**Short task:** Where a line contains the word "image", copy that line in full.

**Data shown:**

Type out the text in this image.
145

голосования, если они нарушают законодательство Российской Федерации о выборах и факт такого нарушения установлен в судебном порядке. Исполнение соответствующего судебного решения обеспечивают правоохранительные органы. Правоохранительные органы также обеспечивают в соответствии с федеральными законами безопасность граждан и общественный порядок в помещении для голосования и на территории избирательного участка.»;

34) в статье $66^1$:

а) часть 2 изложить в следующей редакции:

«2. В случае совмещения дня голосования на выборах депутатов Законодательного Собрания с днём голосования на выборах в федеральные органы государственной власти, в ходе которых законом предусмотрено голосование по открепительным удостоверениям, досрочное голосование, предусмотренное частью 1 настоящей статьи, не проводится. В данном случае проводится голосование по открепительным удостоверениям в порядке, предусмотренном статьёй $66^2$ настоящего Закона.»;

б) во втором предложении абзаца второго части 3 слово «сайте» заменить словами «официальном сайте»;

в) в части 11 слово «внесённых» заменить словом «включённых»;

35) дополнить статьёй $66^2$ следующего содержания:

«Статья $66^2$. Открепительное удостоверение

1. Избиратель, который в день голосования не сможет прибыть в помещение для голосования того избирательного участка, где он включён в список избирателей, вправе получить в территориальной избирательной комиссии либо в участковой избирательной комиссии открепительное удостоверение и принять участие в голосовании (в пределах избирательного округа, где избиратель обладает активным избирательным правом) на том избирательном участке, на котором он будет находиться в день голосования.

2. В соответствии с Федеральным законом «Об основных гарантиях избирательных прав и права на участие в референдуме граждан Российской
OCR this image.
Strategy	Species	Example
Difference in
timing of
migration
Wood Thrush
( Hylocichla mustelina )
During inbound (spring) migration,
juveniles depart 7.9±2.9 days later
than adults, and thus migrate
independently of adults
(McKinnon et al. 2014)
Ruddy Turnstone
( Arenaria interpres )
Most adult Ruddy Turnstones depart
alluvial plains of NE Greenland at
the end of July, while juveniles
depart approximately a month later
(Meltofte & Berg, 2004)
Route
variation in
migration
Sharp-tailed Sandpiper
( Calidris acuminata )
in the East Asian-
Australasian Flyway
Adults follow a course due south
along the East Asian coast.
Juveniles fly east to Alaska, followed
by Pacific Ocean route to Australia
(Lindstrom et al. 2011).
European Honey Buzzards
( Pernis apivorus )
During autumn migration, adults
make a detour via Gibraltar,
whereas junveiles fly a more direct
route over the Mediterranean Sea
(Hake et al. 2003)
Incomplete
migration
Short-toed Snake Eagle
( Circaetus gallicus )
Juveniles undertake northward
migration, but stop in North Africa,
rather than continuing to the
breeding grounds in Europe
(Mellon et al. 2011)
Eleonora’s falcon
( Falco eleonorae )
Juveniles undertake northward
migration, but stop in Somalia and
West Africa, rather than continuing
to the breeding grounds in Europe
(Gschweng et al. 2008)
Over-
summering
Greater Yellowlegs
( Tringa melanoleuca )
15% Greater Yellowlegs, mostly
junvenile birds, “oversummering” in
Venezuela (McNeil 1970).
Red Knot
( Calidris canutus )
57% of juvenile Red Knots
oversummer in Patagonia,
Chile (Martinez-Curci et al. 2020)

**Answer to the problem:**
Type out the text in this image.
OCR this image.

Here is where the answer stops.